Aim of the task:
The records below must be transcribed exactly. Do not include the pictures.

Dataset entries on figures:

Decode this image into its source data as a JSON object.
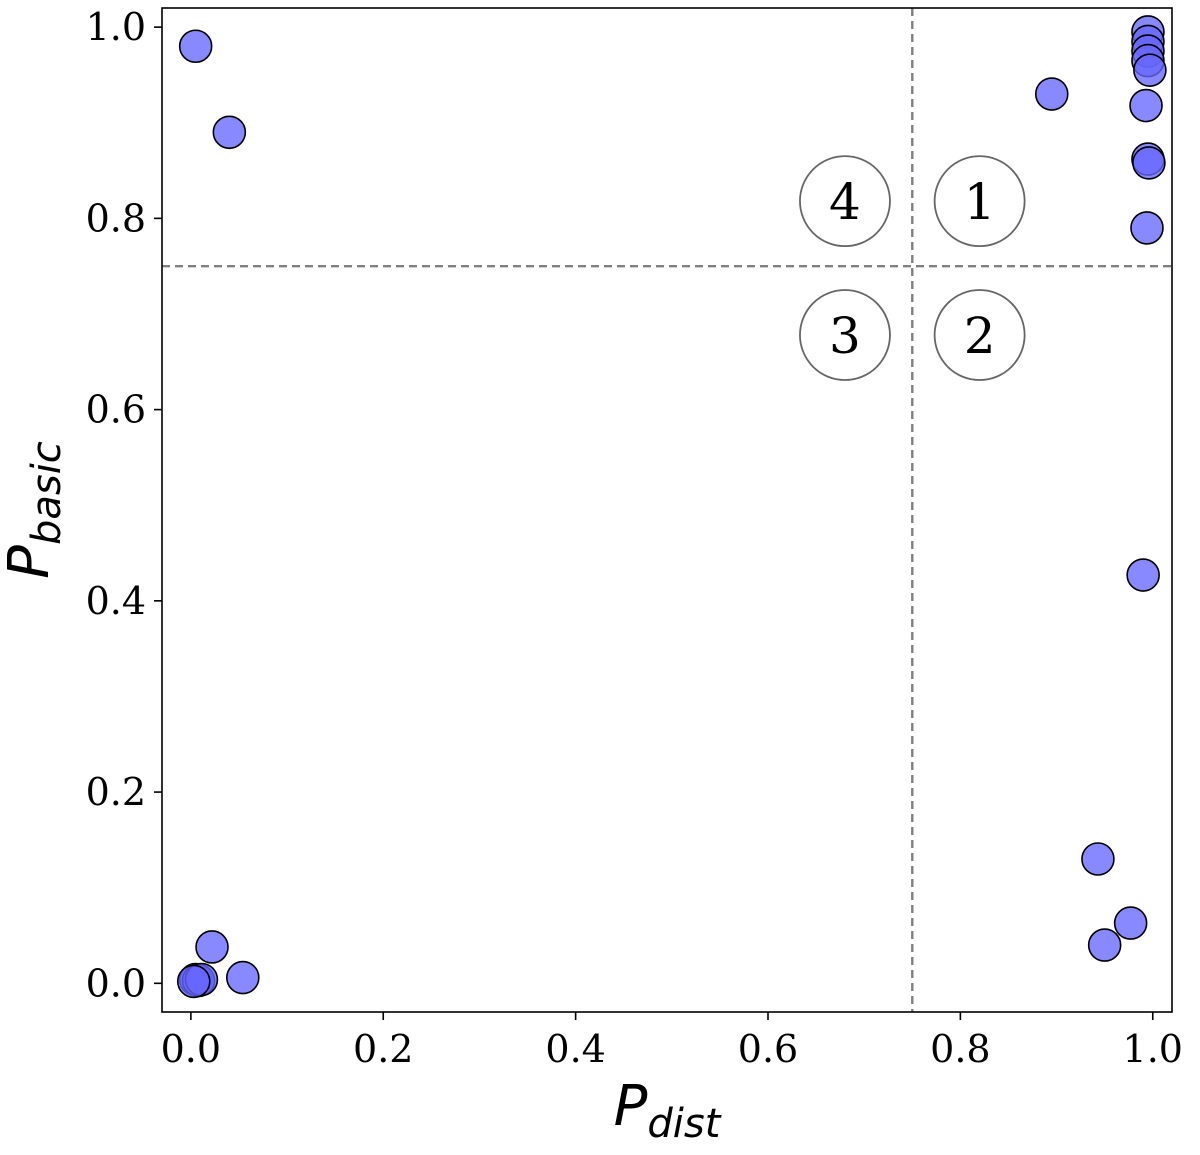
{
  "chart_data": {
    "type": "scatter",
    "title": "",
    "xlabel_main": "P",
    "xlabel_sub": "dist",
    "ylabel_main": "P",
    "ylabel_sub": "basic",
    "xlim": [
      -0.03,
      1.02
    ],
    "ylim": [
      -0.03,
      1.02
    ],
    "xticks": [
      0.0,
      0.2,
      0.4,
      0.6,
      0.8,
      1.0
    ],
    "yticks": [
      0.0,
      0.2,
      0.4,
      0.6,
      0.8,
      1.0
    ],
    "xtick_labels": [
      "0.0",
      "0.2",
      "0.4",
      "0.6",
      "0.8",
      "1.0"
    ],
    "ytick_labels": [
      "0.0",
      "0.2",
      "0.4",
      "0.6",
      "0.8",
      "1.0"
    ],
    "threshold_x": 0.75,
    "threshold_y": 0.75,
    "point_color": "#6666ff",
    "quadrant_labels": [
      {
        "label": "1",
        "x": 0.82,
        "y": 0.818
      },
      {
        "label": "2",
        "x": 0.82,
        "y": 0.678
      },
      {
        "label": "3",
        "x": 0.68,
        "y": 0.678
      },
      {
        "label": "4",
        "x": 0.68,
        "y": 0.818
      }
    ],
    "points": [
      {
        "x": 0.005,
        "y": 0.98
      },
      {
        "x": 0.04,
        "y": 0.89
      },
      {
        "x": 0.895,
        "y": 0.93
      },
      {
        "x": 0.995,
        "y": 0.995
      },
      {
        "x": 0.995,
        "y": 0.985
      },
      {
        "x": 0.995,
        "y": 0.975
      },
      {
        "x": 0.995,
        "y": 0.965
      },
      {
        "x": 0.997,
        "y": 0.955
      },
      {
        "x": 0.993,
        "y": 0.918
      },
      {
        "x": 0.995,
        "y": 0.862
      },
      {
        "x": 0.996,
        "y": 0.858
      },
      {
        "x": 0.994,
        "y": 0.79
      },
      {
        "x": 0.99,
        "y": 0.427
      },
      {
        "x": 0.943,
        "y": 0.13
      },
      {
        "x": 0.977,
        "y": 0.063
      },
      {
        "x": 0.95,
        "y": 0.04
      },
      {
        "x": 0.022,
        "y": 0.038
      },
      {
        "x": 0.054,
        "y": 0.006
      },
      {
        "x": 0.005,
        "y": 0.004
      },
      {
        "x": 0.008,
        "y": 0.003
      },
      {
        "x": 0.011,
        "y": 0.004
      },
      {
        "x": 0.003,
        "y": 0.002
      }
    ]
  }
}
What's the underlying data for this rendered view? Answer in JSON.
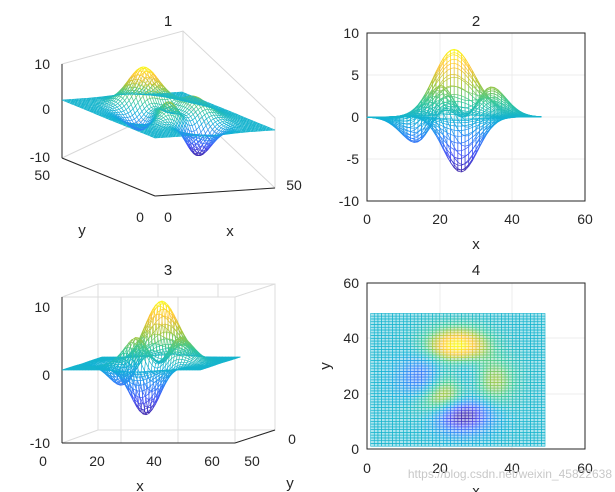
{
  "chart_data": [
    {
      "type": "surface",
      "title": "1",
      "view": "3d-default",
      "xlim": [
        0,
        50
      ],
      "ylim": [
        0,
        50
      ],
      "zlim": [
        -10,
        10
      ],
      "xticks": [
        "0",
        "50"
      ],
      "yticks": [
        "0",
        "50"
      ],
      "zticks": [
        "10",
        "0",
        "-10"
      ],
      "xlabel": "x",
      "ylabel": "y",
      "grid": "49x49 mesh of peaks function"
    },
    {
      "type": "surface",
      "title": "2",
      "view": "x-z side view",
      "xlim": [
        0,
        60
      ],
      "ylim": [
        -10,
        10
      ],
      "xticks": [
        "0",
        "20",
        "40",
        "60"
      ],
      "yticks": [
        "10",
        "5",
        "0",
        "-5",
        "-10"
      ],
      "xlabel": "x",
      "ylabel": ""
    },
    {
      "type": "surface",
      "title": "3",
      "view": "3d near x-z",
      "xlim": [
        0,
        60
      ],
      "ylim": [
        0,
        50
      ],
      "zlim": [
        -10,
        10
      ],
      "xticks": [
        "0",
        "20",
        "40",
        "60"
      ],
      "yticks": [
        "0",
        "50"
      ],
      "zticks": [
        "10",
        "0",
        "-10"
      ],
      "xlabel": "x",
      "ylabel": "y"
    },
    {
      "type": "surface",
      "title": "4",
      "view": "top view (x-y)",
      "xlim": [
        0,
        60
      ],
      "ylim": [
        0,
        60
      ],
      "xticks": [
        "0",
        "20",
        "40",
        "60"
      ],
      "yticks": [
        "60",
        "40",
        "20",
        "0"
      ],
      "xlabel": "x",
      "ylabel": "y"
    }
  ],
  "watermark": "https://blog.csdn.net/weixin_45822638"
}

Expected answer:
Decode this image into its source data as a JSON object.
{
  "chart_data": {
    "type": "scatter",
    "title": "",
    "xlabel_main": "P",
    "xlabel_sub": "dist",
    "ylabel_main": "P",
    "ylabel_sub": "basic",
    "xlim": [
      -0.03,
      1.02
    ],
    "ylim": [
      -0.03,
      1.02
    ],
    "xticks": [
      0.0,
      0.2,
      0.4,
      0.6,
      0.8,
      1.0
    ],
    "yticks": [
      0.0,
      0.2,
      0.4,
      0.6,
      0.8,
      1.0
    ],
    "xtick_labels": [
      "0.0",
      "0.2",
      "0.4",
      "0.6",
      "0.8",
      "1.0"
    ],
    "ytick_labels": [
      "0.0",
      "0.2",
      "0.4",
      "0.6",
      "0.8",
      "1.0"
    ],
    "threshold_x": 0.75,
    "threshold_y": 0.75,
    "point_color": "#6666ff",
    "quadrant_labels": [
      {
        "label": "1",
        "x": 0.82,
        "y": 0.818
      },
      {
        "label": "2",
        "x": 0.82,
        "y": 0.678
      },
      {
        "label": "3",
        "x": 0.68,
        "y": 0.678
      },
      {
        "label": "4",
        "x": 0.68,
        "y": 0.818
      }
    ],
    "points": [
      {
        "x": 0.005,
        "y": 0.98
      },
      {
        "x": 0.04,
        "y": 0.89
      },
      {
        "x": 0.895,
        "y": 0.93
      },
      {
        "x": 0.995,
        "y": 0.995
      },
      {
        "x": 0.995,
        "y": 0.985
      },
      {
        "x": 0.995,
        "y": 0.975
      },
      {
        "x": 0.995,
        "y": 0.965
      },
      {
        "x": 0.997,
        "y": 0.955
      },
      {
        "x": 0.993,
        "y": 0.918
      },
      {
        "x": 0.995,
        "y": 0.862
      },
      {
        "x": 0.996,
        "y": 0.858
      },
      {
        "x": 0.994,
        "y": 0.79
      },
      {
        "x": 0.99,
        "y": 0.427
      },
      {
        "x": 0.943,
        "y": 0.13
      },
      {
        "x": 0.977,
        "y": 0.063
      },
      {
        "x": 0.95,
        "y": 0.04
      },
      {
        "x": 0.022,
        "y": 0.038
      },
      {
        "x": 0.054,
        "y": 0.006
      },
      {
        "x": 0.005,
        "y": 0.004
      },
      {
        "x": 0.008,
        "y": 0.003
      },
      {
        "x": 0.011,
        "y": 0.004
      },
      {
        "x": 0.003,
        "y": 0.002
      }
    ]
  }
}
What's the underlying data for this rendered view? Answer in JSON.
{
  "chart_data": [
    {
      "type": "surface",
      "title": "1",
      "view": "3d-default",
      "xlim": [
        0,
        50
      ],
      "ylim": [
        0,
        50
      ],
      "zlim": [
        -10,
        10
      ],
      "xticks": [
        "0",
        "50"
      ],
      "yticks": [
        "0",
        "50"
      ],
      "zticks": [
        "10",
        "0",
        "-10"
      ],
      "xlabel": "x",
      "ylabel": "y",
      "grid": "49x49 mesh of peaks function"
    },
    {
      "type": "surface",
      "title": "2",
      "view": "x-z side view",
      "xlim": [
        0,
        60
      ],
      "ylim": [
        -10,
        10
      ],
      "xticks": [
        "0",
        "20",
        "40",
        "60"
      ],
      "yticks": [
        "10",
        "5",
        "0",
        "-5",
        "-10"
      ],
      "xlabel": "x",
      "ylabel": ""
    },
    {
      "type": "surface",
      "title": "3",
      "view": "3d near x-z",
      "xlim": [
        0,
        60
      ],
      "ylim": [
        0,
        50
      ],
      "zlim": [
        -10,
        10
      ],
      "xticks": [
        "0",
        "20",
        "40",
        "60"
      ],
      "yticks": [
        "0",
        "50"
      ],
      "zticks": [
        "10",
        "0",
        "-10"
      ],
      "xlabel": "x",
      "ylabel": "y"
    },
    {
      "type": "surface",
      "title": "4",
      "view": "top view (x-y)",
      "xlim": [
        0,
        60
      ],
      "ylim": [
        0,
        60
      ],
      "xticks": [
        "0",
        "20",
        "40",
        "60"
      ],
      "yticks": [
        "60",
        "40",
        "20",
        "0"
      ],
      "xlabel": "x",
      "ylabel": "y"
    }
  ],
  "watermark": "https://blog.csdn.net/weixin_45822638"
}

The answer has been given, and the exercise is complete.